* _Requirement_
Transcribe the entries that follow, word for word.

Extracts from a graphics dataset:
┌──
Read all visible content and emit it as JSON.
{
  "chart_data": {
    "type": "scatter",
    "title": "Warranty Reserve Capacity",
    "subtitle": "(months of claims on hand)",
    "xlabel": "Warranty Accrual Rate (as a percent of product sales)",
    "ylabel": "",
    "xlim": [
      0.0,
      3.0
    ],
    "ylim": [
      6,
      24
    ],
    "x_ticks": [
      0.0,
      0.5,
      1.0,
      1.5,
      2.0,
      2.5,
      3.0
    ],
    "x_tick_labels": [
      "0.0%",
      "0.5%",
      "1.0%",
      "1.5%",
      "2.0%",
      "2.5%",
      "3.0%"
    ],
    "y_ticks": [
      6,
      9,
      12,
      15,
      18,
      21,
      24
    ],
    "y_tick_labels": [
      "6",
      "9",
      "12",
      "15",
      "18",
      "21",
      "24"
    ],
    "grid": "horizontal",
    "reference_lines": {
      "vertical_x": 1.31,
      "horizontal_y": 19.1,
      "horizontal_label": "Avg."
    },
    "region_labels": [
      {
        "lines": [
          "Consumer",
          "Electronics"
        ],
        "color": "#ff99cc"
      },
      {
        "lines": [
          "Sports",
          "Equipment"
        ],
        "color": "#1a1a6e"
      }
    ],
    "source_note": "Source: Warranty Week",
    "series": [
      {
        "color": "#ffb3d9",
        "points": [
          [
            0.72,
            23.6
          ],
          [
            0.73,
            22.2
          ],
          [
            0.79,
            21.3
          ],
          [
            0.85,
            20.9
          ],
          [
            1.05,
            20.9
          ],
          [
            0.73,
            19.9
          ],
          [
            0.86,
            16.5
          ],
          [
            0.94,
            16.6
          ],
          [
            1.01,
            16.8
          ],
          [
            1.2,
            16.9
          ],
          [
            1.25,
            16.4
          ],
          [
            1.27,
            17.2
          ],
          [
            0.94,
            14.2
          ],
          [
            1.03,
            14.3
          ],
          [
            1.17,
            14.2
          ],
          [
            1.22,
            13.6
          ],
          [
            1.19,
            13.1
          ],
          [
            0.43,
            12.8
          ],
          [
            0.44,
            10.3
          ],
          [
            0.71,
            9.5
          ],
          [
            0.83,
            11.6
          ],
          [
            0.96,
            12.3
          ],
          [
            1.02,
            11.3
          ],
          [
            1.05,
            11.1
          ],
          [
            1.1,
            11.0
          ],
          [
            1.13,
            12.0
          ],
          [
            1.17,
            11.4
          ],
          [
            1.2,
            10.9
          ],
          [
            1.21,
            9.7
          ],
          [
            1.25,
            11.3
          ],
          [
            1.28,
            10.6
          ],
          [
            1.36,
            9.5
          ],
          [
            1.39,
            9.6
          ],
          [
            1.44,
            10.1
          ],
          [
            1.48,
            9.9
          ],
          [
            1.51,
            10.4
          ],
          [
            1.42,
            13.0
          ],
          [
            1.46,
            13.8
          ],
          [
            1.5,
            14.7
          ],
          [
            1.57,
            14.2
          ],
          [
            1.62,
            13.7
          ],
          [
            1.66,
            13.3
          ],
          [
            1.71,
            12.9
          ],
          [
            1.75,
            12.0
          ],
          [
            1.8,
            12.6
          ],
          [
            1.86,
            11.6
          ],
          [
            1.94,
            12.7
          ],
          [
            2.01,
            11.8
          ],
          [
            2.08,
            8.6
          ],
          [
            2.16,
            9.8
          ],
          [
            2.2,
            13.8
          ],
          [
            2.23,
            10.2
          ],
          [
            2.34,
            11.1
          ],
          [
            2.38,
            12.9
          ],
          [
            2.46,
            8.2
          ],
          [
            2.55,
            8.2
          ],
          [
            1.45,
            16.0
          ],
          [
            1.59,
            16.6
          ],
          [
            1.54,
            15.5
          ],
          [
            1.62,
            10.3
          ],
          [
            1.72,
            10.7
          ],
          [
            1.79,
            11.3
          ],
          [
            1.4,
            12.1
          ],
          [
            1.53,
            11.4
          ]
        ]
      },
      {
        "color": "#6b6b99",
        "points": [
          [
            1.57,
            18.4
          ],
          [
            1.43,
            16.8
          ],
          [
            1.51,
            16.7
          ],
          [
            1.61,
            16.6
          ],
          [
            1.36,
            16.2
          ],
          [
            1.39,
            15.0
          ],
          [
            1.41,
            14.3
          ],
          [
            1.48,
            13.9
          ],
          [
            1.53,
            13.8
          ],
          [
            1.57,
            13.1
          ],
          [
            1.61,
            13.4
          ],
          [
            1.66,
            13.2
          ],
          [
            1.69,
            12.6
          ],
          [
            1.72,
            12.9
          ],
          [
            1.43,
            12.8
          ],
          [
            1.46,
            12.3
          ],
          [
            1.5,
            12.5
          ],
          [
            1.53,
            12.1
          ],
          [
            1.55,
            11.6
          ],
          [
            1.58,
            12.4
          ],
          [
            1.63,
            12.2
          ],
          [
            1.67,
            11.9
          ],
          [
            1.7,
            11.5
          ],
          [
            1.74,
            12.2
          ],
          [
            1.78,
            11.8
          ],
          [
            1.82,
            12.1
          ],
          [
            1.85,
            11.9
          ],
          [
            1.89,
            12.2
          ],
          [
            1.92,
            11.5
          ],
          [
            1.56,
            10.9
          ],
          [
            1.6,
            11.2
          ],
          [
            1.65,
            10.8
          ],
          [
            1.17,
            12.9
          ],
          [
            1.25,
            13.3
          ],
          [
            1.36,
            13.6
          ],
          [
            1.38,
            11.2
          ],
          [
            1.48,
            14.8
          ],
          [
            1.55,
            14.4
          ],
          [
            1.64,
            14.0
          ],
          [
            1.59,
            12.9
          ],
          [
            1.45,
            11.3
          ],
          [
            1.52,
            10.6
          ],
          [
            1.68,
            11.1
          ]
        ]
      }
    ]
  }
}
└──
* _Solved exercise_
Read all visible content and emit it as JSON.
{
  "chart_data": {
    "type": "scatter",
    "title": "Warranty Reserve Capacity",
    "subtitle": "(months of claims on hand)",
    "xlabel": "Warranty Accrual Rate (as a percent of product sales)",
    "ylabel": "",
    "xlim": [
      0.0,
      3.0
    ],
    "ylim": [
      6,
      24
    ],
    "x_ticks": [
      0.0,
      0.5,
      1.0,
      1.5,
      2.0,
      2.5,
      3.0
    ],
    "x_tick_labels": [
      "0.0%",
      "0.5%",
      "1.0%",
      "1.5%",
      "2.0%",
      "2.5%",
      "3.0%"
    ],
    "y_ticks": [
      6,
      9,
      12,
      15,
      18,
      21,
      24
    ],
    "y_tick_labels": [
      "6",
      "9",
      "12",
      "15",
      "18",
      "21",
      "24"
    ],
    "grid": "horizontal",
    "reference_lines": {
      "vertical_x": 1.31,
      "horizontal_y": 19.1,
      "horizontal_label": "Avg."
    },
    "region_labels": [
      {
        "lines": [
          "Consumer",
          "Electronics"
        ],
        "color": "#ff99cc"
      },
      {
        "lines": [
          "Sports",
          "Equipment"
        ],
        "color": "#1a1a6e"
      }
    ],
    "source_note": "Source: Warranty Week",
    "series": [
      {
        "color": "#ffb3d9",
        "points": [
          [
            0.72,
            23.6
          ],
          [
            0.73,
            22.2
          ],
          [
            0.79,
            21.3
          ],
          [
            0.85,
            20.9
          ],
          [
            1.05,
            20.9
          ],
          [
            0.73,
            19.9
          ],
          [
            0.86,
            16.5
          ],
          [
            0.94,
            16.6
          ],
          [
            1.01,
            16.8
          ],
          [
            1.2,
            16.9
          ],
          [
            1.25,
            16.4
          ],
          [
            1.27,
            17.2
          ],
          [
            0.94,
            14.2
          ],
          [
            1.03,
            14.3
          ],
          [
            1.17,
            14.2
          ],
          [
            1.22,
            13.6
          ],
          [
            1.19,
            13.1
          ],
          [
            0.43,
            12.8
          ],
          [
            0.44,
            10.3
          ],
          [
            0.71,
            9.5
          ],
          [
            0.83,
            11.6
          ],
          [
            0.96,
            12.3
          ],
          [
            1.02,
            11.3
          ],
          [
            1.05,
            11.1
          ],
          [
            1.1,
            11.0
          ],
          [
            1.13,
            12.0
          ],
          [
            1.17,
            11.4
          ],
          [
            1.2,
            10.9
          ],
          [
            1.21,
            9.7
          ],
          [
            1.25,
            11.3
          ],
          [
            1.28,
            10.6
          ],
          [
            1.36,
            9.5
          ],
          [
            1.39,
            9.6
          ],
          [
            1.44,
            10.1
          ],
          [
            1.48,
            9.9
          ],
          [
            1.51,
            10.4
          ],
          [
            1.42,
            13.0
          ],
          [
            1.46,
            13.8
          ],
          [
            1.5,
            14.7
          ],
          [
            1.57,
            14.2
          ],
          [
            1.62,
            13.7
          ],
          [
            1.66,
            13.3
          ],
          [
            1.71,
            12.9
          ],
          [
            1.75,
            12.0
          ],
          [
            1.8,
            12.6
          ],
          [
            1.86,
            11.6
          ],
          [
            1.94,
            12.7
          ],
          [
            2.01,
            11.8
          ],
          [
            2.08,
            8.6
          ],
          [
            2.16,
            9.8
          ],
          [
            2.2,
            13.8
          ],
          [
            2.23,
            10.2
          ],
          [
            2.34,
            11.1
          ],
          [
            2.38,
            12.9
          ],
          [
            2.46,
            8.2
          ],
          [
            2.55,
            8.2
          ],
          [
            1.45,
            16.0
          ],
          [
            1.59,
            16.6
          ],
          [
            1.54,
            15.5
          ],
          [
            1.62,
            10.3
          ],
          [
            1.72,
            10.7
          ],
          [
            1.79,
            11.3
          ],
          [
            1.4,
            12.1
          ],
          [
            1.53,
            11.4
          ]
        ]
      },
      {
        "color": "#6b6b99",
        "points": [
          [
            1.57,
            18.4
          ],
          [
            1.43,
            16.8
          ],
          [
            1.51,
            16.7
          ],
          [
            1.61,
            16.6
          ],
          [
            1.36,
            16.2
          ],
          [
            1.39,
            15.0
          ],
          [
            1.41,
            14.3
          ],
          [
            1.48,
            13.9
          ],
          [
            1.53,
            13.8
          ],
          [
            1.57,
            13.1
          ],
          [
            1.61,
            13.4
          ],
          [
            1.66,
            13.2
          ],
          [
            1.69,
            12.6
          ],
          [
            1.72,
            12.9
          ],
          [
            1.43,
            12.8
          ],
          [
            1.46,
            12.3
          ],
          [
            1.5,
            12.5
          ],
          [
            1.53,
            12.1
          ],
          [
            1.55,
            11.6
          ],
          [
            1.58,
            12.4
          ],
          [
            1.63,
            12.2
          ],
          [
            1.67,
            11.9
          ],
          [
            1.7,
            11.5
          ],
          [
            1.74,
            12.2
          ],
          [
            1.78,
            11.8
          ],
          [
            1.82,
            12.1
          ],
          [
            1.85,
            11.9
          ],
          [
            1.89,
            12.2
          ],
          [
            1.92,
            11.5
          ],
          [
            1.56,
            10.9
          ],
          [
            1.6,
            11.2
          ],
          [
            1.65,
            10.8
          ],
          [
            1.17,
            12.9
          ],
          [
            1.25,
            13.3
          ],
          [
            1.36,
            13.6
          ],
          [
            1.38,
            11.2
          ],
          [
            1.48,
            14.8
          ],
          [
            1.55,
            14.4
          ],
          [
            1.64,
            14.0
          ],
          [
            1.59,
            12.9
          ],
          [
            1.45,
            11.3
          ],
          [
            1.52,
            10.6
          ],
          [
            1.68,
            11.1
          ]
        ]
      }
    ]
  }
}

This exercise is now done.